**Given data**:
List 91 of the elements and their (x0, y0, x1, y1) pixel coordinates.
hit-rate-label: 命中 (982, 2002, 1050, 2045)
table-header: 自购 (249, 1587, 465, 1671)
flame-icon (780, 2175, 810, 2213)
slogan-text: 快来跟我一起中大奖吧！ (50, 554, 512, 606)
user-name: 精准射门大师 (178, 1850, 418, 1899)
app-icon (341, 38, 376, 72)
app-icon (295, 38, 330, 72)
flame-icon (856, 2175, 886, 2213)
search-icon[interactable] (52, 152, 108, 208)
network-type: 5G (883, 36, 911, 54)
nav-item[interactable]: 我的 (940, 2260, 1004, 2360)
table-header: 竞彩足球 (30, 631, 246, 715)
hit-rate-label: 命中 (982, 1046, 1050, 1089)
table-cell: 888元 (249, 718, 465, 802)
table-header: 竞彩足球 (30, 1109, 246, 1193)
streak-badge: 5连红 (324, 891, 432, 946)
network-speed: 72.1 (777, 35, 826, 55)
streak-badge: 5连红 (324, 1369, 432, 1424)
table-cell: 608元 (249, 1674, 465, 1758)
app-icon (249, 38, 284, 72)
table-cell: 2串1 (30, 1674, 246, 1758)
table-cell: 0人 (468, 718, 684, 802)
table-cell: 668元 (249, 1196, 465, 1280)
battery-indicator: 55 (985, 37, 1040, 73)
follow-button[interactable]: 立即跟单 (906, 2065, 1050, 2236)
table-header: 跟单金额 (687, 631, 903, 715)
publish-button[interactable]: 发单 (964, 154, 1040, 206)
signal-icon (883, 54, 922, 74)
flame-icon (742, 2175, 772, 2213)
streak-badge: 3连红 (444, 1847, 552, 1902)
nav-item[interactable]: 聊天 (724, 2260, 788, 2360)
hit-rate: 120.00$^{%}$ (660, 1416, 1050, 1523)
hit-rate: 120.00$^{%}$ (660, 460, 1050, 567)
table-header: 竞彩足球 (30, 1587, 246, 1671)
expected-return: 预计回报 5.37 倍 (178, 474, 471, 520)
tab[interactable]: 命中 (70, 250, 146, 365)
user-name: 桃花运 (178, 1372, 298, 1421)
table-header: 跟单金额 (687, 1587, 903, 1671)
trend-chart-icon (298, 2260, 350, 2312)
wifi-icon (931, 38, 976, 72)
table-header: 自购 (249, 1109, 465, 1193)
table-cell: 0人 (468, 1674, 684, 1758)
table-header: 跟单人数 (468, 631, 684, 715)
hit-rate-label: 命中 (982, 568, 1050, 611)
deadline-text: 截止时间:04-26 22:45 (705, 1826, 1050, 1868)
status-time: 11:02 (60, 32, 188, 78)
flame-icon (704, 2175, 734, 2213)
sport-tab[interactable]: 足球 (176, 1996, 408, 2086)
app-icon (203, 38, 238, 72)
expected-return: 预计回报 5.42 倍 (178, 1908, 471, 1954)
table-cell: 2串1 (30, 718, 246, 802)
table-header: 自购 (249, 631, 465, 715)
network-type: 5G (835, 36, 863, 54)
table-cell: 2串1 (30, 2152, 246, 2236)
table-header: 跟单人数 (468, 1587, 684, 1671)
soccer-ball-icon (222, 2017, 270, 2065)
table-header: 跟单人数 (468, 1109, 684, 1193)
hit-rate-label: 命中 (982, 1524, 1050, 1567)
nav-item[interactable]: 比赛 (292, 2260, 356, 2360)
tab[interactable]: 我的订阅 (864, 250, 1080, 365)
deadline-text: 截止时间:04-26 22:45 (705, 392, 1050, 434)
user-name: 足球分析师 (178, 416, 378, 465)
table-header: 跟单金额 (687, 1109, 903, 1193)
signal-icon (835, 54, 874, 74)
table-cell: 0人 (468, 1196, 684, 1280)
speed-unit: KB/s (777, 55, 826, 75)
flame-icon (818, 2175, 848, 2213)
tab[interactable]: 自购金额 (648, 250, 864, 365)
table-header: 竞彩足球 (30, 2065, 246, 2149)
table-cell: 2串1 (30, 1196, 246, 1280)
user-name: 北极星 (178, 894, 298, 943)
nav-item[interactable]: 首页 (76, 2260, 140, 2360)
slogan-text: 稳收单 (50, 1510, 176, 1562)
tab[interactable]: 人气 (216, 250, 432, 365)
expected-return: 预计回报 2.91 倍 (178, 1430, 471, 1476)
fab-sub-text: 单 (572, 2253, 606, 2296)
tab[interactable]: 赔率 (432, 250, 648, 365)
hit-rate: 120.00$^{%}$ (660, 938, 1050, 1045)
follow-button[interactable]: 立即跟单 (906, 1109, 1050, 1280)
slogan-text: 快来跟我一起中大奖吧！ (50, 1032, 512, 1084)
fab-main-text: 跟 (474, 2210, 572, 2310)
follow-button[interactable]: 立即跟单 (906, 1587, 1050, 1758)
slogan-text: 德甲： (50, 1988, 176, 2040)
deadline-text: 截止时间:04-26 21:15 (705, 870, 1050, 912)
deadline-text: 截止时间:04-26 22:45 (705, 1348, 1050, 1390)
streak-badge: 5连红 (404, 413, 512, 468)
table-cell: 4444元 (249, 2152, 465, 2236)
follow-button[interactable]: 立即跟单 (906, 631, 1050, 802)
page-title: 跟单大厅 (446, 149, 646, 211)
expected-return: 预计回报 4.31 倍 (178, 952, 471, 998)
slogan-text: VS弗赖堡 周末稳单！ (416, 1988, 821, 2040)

**Exercise directions**: Convert every line of the records above into a Markdown table with the columns Row and Line, numbering each line in order and omitting any blank lines.

**Answer to this exercise**:
| Row | Line |
|---|---|
| 1 | List 91 of the elements and their (x0, y0, x1, y1) pixel coordinates. |
| 2 | hit-rate-label: 命中 (982, 2002, 1050, 2045) |
| 3 | table-header: 自购 (249, 1587, 465, 1671) |
| 4 | flame-icon (780, 2175, 810, 2213) |
| 5 | slogan-text: 快来跟我一起中大奖吧！ (50, 554, 512, 606) |
| 6 | user-name: 精准射门大师 (178, 1850, 418, 1899) |
| 7 | app-icon (341, 38, 376, 72) |
| 8 | app-icon (295, 38, 330, 72) |
| 9 | flame-icon (856, 2175, 886, 2213) |
| 10 | search-icon[interactable] (52, 152, 108, 208) |
| 11 | network-type: 5G (883, 36, 911, 54) |
| 12 | nav-item[interactable]: 我的 (940, 2260, 1004, 2360) |
| 13 | table-header: 竞彩足球 (30, 631, 246, 715) |
| 14 | hit-rate-label: 命中 (982, 1046, 1050, 1089) |
| 15 | table-cell: 888元 (249, 718, 465, 802) |
| 16 | table-header: 竞彩足球 (30, 1109, 246, 1193) |
| 17 | streak-badge: 5连红 (324, 891, 432, 946) |
| 18 | network-speed: 72.1 (777, 35, 826, 55) |
| 19 | streak-badge: 5连红 (324, 1369, 432, 1424) |
| 20 | table-cell: 608元 (249, 1674, 465, 1758) |
| 21 | app-icon (249, 38, 284, 72) |
| 22 | table-cell: 2串1 (30, 1674, 246, 1758) |
| 23 | table-cell: 0人 (468, 718, 684, 802) |
| 24 | table-cell: 668元 (249, 1196, 465, 1280) |
| 25 | battery-indicator: 55 (985, 37, 1040, 73) |
| 26 | follow-button[interactable]: 立即跟单 (906, 2065, 1050, 2236) |
| 27 | table-header: 跟单金额 (687, 631, 903, 715) |
| 28 | publish-button[interactable]: 发单 (964, 154, 1040, 206) |
| 29 | signal-icon (883, 54, 922, 74) |
| 30 | flame-icon (742, 2175, 772, 2213) |
| 31 | streak-badge: 3连红 (444, 1847, 552, 1902) |
| 32 | nav-item[interactable]: 聊天 (724, 2260, 788, 2360) |
| 33 | hit-rate: 120.00$^{%}$ (660, 1416, 1050, 1523) |
| 34 | hit-rate: 120.00$^{%}$ (660, 460, 1050, 567) |
| 35 | table-header: 竞彩足球 (30, 1587, 246, 1671) |
| 36 | expected-return: 预计回报 5.37 倍 (178, 474, 471, 520) |
| 37 | tab[interactable]: 命中 (70, 250, 146, 365) |
| 38 | user-name: 桃花运 (178, 1372, 298, 1421) |
| 39 | table-header: 跟单金额 (687, 1587, 903, 1671) |
| 40 | trend-chart-icon (298, 2260, 350, 2312) |
| 41 | wifi-icon (931, 38, 976, 72) |
| 42 | table-header: 自购 (249, 1109, 465, 1193) |
| 43 | table-cell: 0人 (468, 1674, 684, 1758) |
| 44 | table-header: 跟单人数 (468, 631, 684, 715) |
| 45 | hit-rate-label: 命中 (982, 568, 1050, 611) |
| 46 | deadline-text: 截止时间:04-26 22:45 (705, 1826, 1050, 1868) |
| 47 | status-time: 11:02 (60, 32, 188, 78) |
| 48 | flame-icon (704, 2175, 734, 2213) |
| 49 | sport-tab[interactable]: 足球 (176, 1996, 408, 2086) |
| 50 | app-icon (203, 38, 238, 72) |
| 51 | expected-return: 预计回报 5.42 倍 (178, 1908, 471, 1954) |
| 52 | table-cell: 2串1 (30, 718, 246, 802) |
| 53 | table-header: 自购 (249, 631, 465, 715) |
| 54 | network-type: 5G (835, 36, 863, 54) |
| 55 | table-cell: 2串1 (30, 2152, 246, 2236) |
| 56 | table-header: 跟单人数 (468, 1587, 684, 1671) |
| 57 | soccer-ball-icon (222, 2017, 270, 2065) |
| 58 | table-header: 跟单人数 (468, 1109, 684, 1193) |
| 59 | hit-rate-label: 命中 (982, 1524, 1050, 1567) |
| 60 | nav-item[interactable]: 比赛 (292, 2260, 356, 2360) |
| 61 | tab[interactable]: 我的订阅 (864, 250, 1080, 365) |
| 62 | deadline-text: 截止时间:04-26 22:45 (705, 392, 1050, 434) |
| 63 | user-name: 足球分析师 (178, 416, 378, 465) |
| 64 | table-header: 跟单金额 (687, 1109, 903, 1193) |
| 65 | signal-icon (835, 54, 874, 74) |
| 66 | table-cell: 0人 (468, 1196, 684, 1280) |
| 67 | speed-unit: KB/s (777, 55, 826, 75) |
| 68 | flame-icon (818, 2175, 848, 2213) |
| 69 | tab[interactable]: 自购金额 (648, 250, 864, 365) |
| 70 | table-header: 竞彩足球 (30, 2065, 246, 2149) |
| 71 | table-cell: 2串1 (30, 1196, 246, 1280) |
| 72 | user-name: 北极星 (178, 894, 298, 943) |
| 73 | nav-item[interactable]: 首页 (76, 2260, 140, 2360) |
| 74 | slogan-text: 稳收单 (50, 1510, 176, 1562) |
| 75 | tab[interactable]: 人气 (216, 250, 432, 365) |
| 76 | expected-return: 预计回报 2.91 倍 (178, 1430, 471, 1476) |
| 77 | fab-sub-text: 单 (572, 2253, 606, 2296) |
| 78 | tab[interactable]: 赔率 (432, 250, 648, 365) |
| 79 | hit-rate: 120.00$^{%}$ (660, 938, 1050, 1045) |
| 80 | follow-button[interactable]: 立即跟单 (906, 1109, 1050, 1280) |
| 81 | slogan-text: 快来跟我一起中大奖吧！ (50, 1032, 512, 1084) |
| 82 | fab-main-text: 跟 (474, 2210, 572, 2310) |
| 83 | follow-button[interactable]: 立即跟单 (906, 1587, 1050, 1758) |
| 84 | slogan-text: 德甲： (50, 1988, 176, 2040) |
| 85 | deadline-text: 截止时间:04-26 21:15 (705, 870, 1050, 912) |
| 86 | deadline-text: 截止时间:04-26 22:45 (705, 1348, 1050, 1390) |
| 87 | streak-badge: 5连红 (404, 413, 512, 468) |
| 88 | table-cell: 4444元 (249, 2152, 465, 2236) |
| 89 | follow-button[interactable]: 立即跟单 (906, 631, 1050, 802) |
| 90 | page-title: 跟单大厅 (446, 149, 646, 211) |
| 91 | expected-return: 预计回报 4.31 倍 (178, 952, 471, 998) |
| 92 | slogan-text: VS弗赖堡 周末稳单！ (416, 1988, 821, 2040) |